start RECORDED INFORMATION
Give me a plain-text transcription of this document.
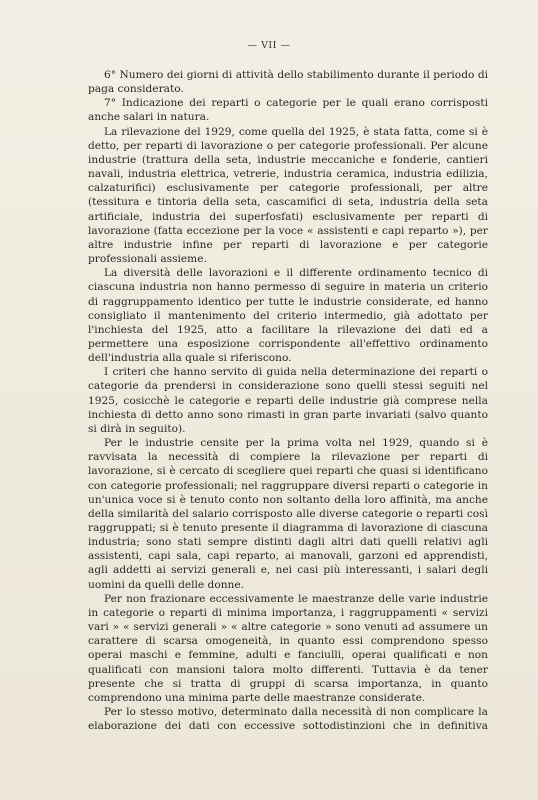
— VII —

6° Numero dei giorni di attività dello stabilimento durante il periodo di paga considerato.

7° Indicazione dei reparti o categorie per le quali erano corrisposti anche salari in natura.

La rilevazione del 1929, come quella del 1925, è stata fatta, come si è detto, per reparti di lavorazione o per categorie professionali. Per alcune industrie (trattura della seta, industrie meccaniche e fonderie, cantieri navali, industria elettrica, vetrerie, industria ceramica, industria edilizia, calzaturifici) esclusivamente per categorie professionali, per altre (tessitura e tintoria della seta, cascamifici di seta, industria della seta artificiale, industria dei superfosfati) esclusivamente per reparti di lavorazione (fatta eccezione per la voce « assistenti e capi reparto »), per altre industrie infine per reparti di lavorazione e per categorie professionali assieme.

La diversità delle lavorazioni e il differente ordinamento tecnico di ciascuna industria non hanno permesso di seguire in materia un criterio di raggruppamento identico per tutte le industrie considerate, ed hanno consigliato il mantenimento del criterio intermedio, già adottato per l'inchiesta del 1925, atto a facilitare la rilevazione dei dati ed a permettere una esposizione corrispondente all'effettivo ordinamento dell'industria alla quale si riferiscono.

I criteri che hanno servito di guida nella determinazione dei reparti o categorie da prendersi in considerazione sono quelli stessi seguiti nel 1925, cosicchè le categorie e reparti delle industrie già comprese nella inchiesta di detto anno sono rimasti in gran parte invariati (salvo quanto si dirà in seguito).

Per le industrie censite per la prima volta nel 1929, quando si è ravvisata la necessità di compiere la rilevazione per reparti di lavorazione, si è cercato di scegliere quei reparti che quasi si identificano con categorie professionali; nel raggruppare diversi reparti o categorie in un'unica voce si è tenuto conto non soltanto della loro affinità, ma anche della similarità del salario corrisposto alle diverse categorie o reparti così raggruppati; si è tenuto presente il diagramma di lavorazione di ciascuna industria; sono stati sempre distinti dagli altri dati quelli relativi agli assistenti, capi sala, capi reparto, ai manovali, garzoni ed apprendisti, agli addetti ai servizi generali e, nei casi più interessanti, i salari degli uomini da quelli delle donne.

Per non frazionare eccessivamente le maestranze delle varie industrie in categorie o reparti di minima importanza, i raggruppamenti « servizi vari » « servizi generali » « altre categorie » sono venuti ad assumere un carattere di scarsa omogeneità, in quanto essi comprendono spesso operai maschi e femmine, adulti e fanciulli, operai qualificati e non qualificati con mansioni talora molto differenti. Tuttavia è da tener presente che si tratta di gruppi di scarsa importanza, in quanto comprendono una minima parte delle maestranze considerate.

Per lo stesso motivo, determinato dalla necessità di non complicare la elaborazione dei dati con eccessive sottodistinzioni che in definitiva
end RECORDED INFORMATION
WHAT THE TASK ASKS
Pull out all lines from the listing that contain the string "hanno".

ANSWER TO THIS TASK
La diversità delle lavorazioni e il differente ordinamento tecnico di ciascuna industria non hanno permesso di seguire in materia un criterio di raggruppamento identico per tutte le industrie considerate, ed hanno consigliato il mantenimento del criterio intermedio, già adottato per l'inchiesta del 1925, atto a facilitare la rilevazione dei dati ed a permettere una esposizione corrispondente all'effettivo ordinamento dell'industria alla quale si riferiscono.
I criteri che hanno servito di guida nella determinazione dei reparti o categorie da prendersi in considerazione sono quelli stessi seguiti nel 1925, cosicchè le categorie e reparti delle industrie già comprese nella inchiesta di detto anno sono rimasti in gran parte invariati (salvo quanto si dirà in seguito).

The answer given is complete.